**Stated problem**. Transcribe the records below exactly as they appear.

**Exercise inputs**.
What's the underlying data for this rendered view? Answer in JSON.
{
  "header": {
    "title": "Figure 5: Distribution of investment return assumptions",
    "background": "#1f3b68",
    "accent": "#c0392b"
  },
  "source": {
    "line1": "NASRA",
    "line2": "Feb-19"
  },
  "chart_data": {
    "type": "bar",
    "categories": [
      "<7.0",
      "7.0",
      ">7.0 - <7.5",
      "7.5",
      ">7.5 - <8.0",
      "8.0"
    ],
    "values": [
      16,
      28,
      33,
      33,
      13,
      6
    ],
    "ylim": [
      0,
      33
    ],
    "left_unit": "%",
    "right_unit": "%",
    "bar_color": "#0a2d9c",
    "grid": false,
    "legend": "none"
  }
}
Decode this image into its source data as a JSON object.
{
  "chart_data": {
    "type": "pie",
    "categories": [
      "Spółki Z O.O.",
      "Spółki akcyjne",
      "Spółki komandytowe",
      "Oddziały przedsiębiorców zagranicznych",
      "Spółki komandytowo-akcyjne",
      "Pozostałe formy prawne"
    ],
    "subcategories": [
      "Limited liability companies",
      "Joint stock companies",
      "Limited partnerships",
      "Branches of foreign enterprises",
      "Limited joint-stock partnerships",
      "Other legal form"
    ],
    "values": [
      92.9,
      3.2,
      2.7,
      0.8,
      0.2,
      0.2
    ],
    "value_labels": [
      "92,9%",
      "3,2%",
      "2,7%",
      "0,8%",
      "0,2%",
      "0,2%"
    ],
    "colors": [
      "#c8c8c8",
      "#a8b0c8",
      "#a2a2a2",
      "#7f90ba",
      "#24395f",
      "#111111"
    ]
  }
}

**Answer to this task**.
What's the underlying data for this rendered view? Answer in JSON.
{
  "header": {
    "title": "Figure 5: Distribution of investment return assumptions",
    "background": "#1f3b68",
    "accent": "#c0392b"
  },
  "source": {
    "line1": "NASRA",
    "line2": "Feb-19"
  },
  "chart_data": {
    "type": "bar",
    "categories": [
      "<7.0",
      "7.0",
      ">7.0 - <7.5",
      "7.5",
      ">7.5 - <8.0",
      "8.0"
    ],
    "values": [
      16,
      28,
      33,
      33,
      13,
      6
    ],
    "ylim": [
      0,
      33
    ],
    "left_unit": "%",
    "right_unit": "%",
    "bar_color": "#0a2d9c",
    "grid": false,
    "legend": "none"
  }
}
Decode this image into its source data as a JSON object.
{
  "chart_data": {
    "type": "pie",
    "categories": [
      "Spółki Z O.O.",
      "Spółki akcyjne",
      "Spółki komandytowe",
      "Oddziały przedsiębiorców zagranicznych",
      "Spółki komandytowo-akcyjne",
      "Pozostałe formy prawne"
    ],
    "subcategories": [
      "Limited liability companies",
      "Joint stock companies",
      "Limited partnerships",
      "Branches of foreign enterprises",
      "Limited joint-stock partnerships",
      "Other legal form"
    ],
    "values": [
      92.9,
      3.2,
      2.7,
      0.8,
      0.2,
      0.2
    ],
    "value_labels": [
      "92,9%",
      "3,2%",
      "2,7%",
      "0,8%",
      "0,2%",
      "0,2%"
    ],
    "colors": [
      "#c8c8c8",
      "#a8b0c8",
      "#a2a2a2",
      "#7f90ba",
      "#24395f",
      "#111111"
    ]
  }
}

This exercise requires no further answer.